* START Task inputs *

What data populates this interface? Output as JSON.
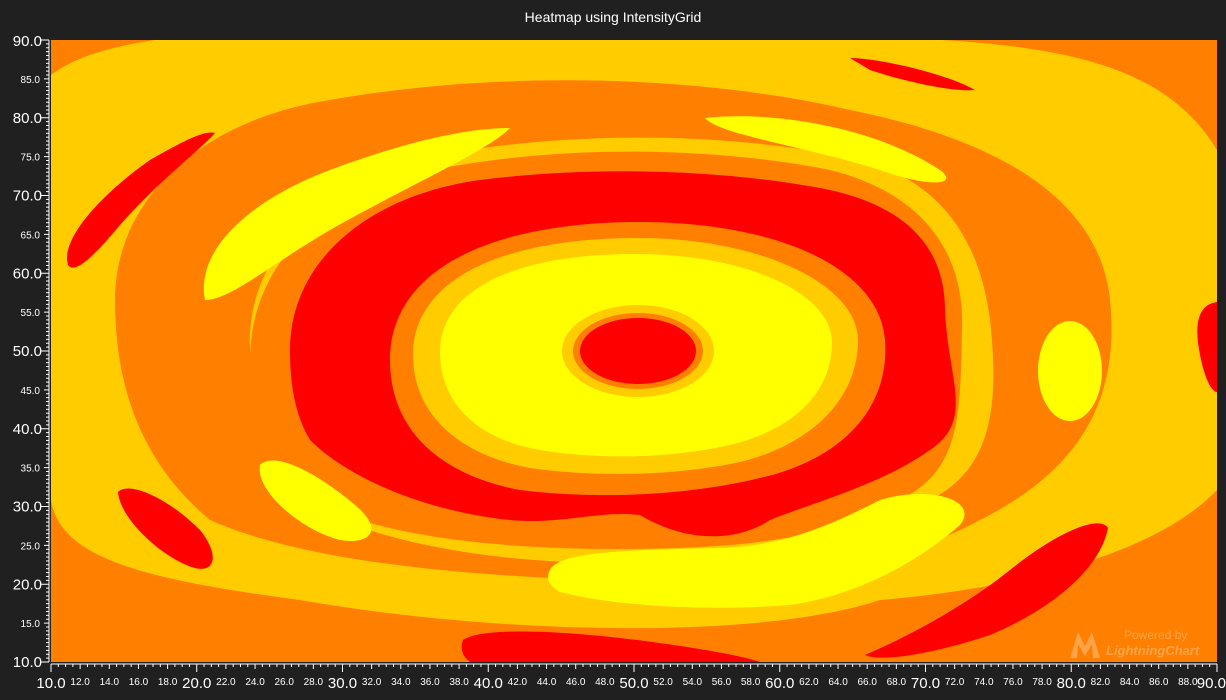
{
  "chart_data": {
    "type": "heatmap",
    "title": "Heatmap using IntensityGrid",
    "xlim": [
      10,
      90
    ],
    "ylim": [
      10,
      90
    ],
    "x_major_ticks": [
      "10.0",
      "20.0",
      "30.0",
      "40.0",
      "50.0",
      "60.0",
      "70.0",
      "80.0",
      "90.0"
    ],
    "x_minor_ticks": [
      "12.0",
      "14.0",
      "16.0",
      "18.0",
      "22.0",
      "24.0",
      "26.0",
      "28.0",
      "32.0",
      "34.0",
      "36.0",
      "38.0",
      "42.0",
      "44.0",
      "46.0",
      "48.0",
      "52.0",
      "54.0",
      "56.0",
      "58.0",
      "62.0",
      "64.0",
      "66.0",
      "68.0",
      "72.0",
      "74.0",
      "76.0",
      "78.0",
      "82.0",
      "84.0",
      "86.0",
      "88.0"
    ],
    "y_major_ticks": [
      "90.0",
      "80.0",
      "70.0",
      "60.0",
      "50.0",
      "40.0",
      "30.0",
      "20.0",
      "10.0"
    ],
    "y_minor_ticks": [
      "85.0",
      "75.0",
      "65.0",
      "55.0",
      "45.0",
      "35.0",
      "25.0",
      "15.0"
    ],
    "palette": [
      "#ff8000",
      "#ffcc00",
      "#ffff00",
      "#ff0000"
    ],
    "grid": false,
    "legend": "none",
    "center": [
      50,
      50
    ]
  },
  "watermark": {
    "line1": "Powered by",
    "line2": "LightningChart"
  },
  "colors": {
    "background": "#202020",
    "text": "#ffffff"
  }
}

* END Task inputs *

The data should be printed again unchanged; leave its pictures out.

What data populates this interface? Output as JSON.
{
  "chart_data": {
    "type": "heatmap",
    "title": "Heatmap using IntensityGrid",
    "xlim": [
      10,
      90
    ],
    "ylim": [
      10,
      90
    ],
    "x_major_ticks": [
      "10.0",
      "20.0",
      "30.0",
      "40.0",
      "50.0",
      "60.0",
      "70.0",
      "80.0",
      "90.0"
    ],
    "x_minor_ticks": [
      "12.0",
      "14.0",
      "16.0",
      "18.0",
      "22.0",
      "24.0",
      "26.0",
      "28.0",
      "32.0",
      "34.0",
      "36.0",
      "38.0",
      "42.0",
      "44.0",
      "46.0",
      "48.0",
      "52.0",
      "54.0",
      "56.0",
      "58.0",
      "62.0",
      "64.0",
      "66.0",
      "68.0",
      "72.0",
      "74.0",
      "76.0",
      "78.0",
      "82.0",
      "84.0",
      "86.0",
      "88.0"
    ],
    "y_major_ticks": [
      "90.0",
      "80.0",
      "70.0",
      "60.0",
      "50.0",
      "40.0",
      "30.0",
      "20.0",
      "10.0"
    ],
    "y_minor_ticks": [
      "85.0",
      "75.0",
      "65.0",
      "55.0",
      "45.0",
      "35.0",
      "25.0",
      "15.0"
    ],
    "palette": [
      "#ff8000",
      "#ffcc00",
      "#ffff00",
      "#ff0000"
    ],
    "grid": false,
    "legend": "none",
    "center": [
      50,
      50
    ]
  },
  "watermark": {
    "line1": "Powered by",
    "line2": "LightningChart"
  },
  "colors": {
    "background": "#202020",
    "text": "#ffffff"
  }
}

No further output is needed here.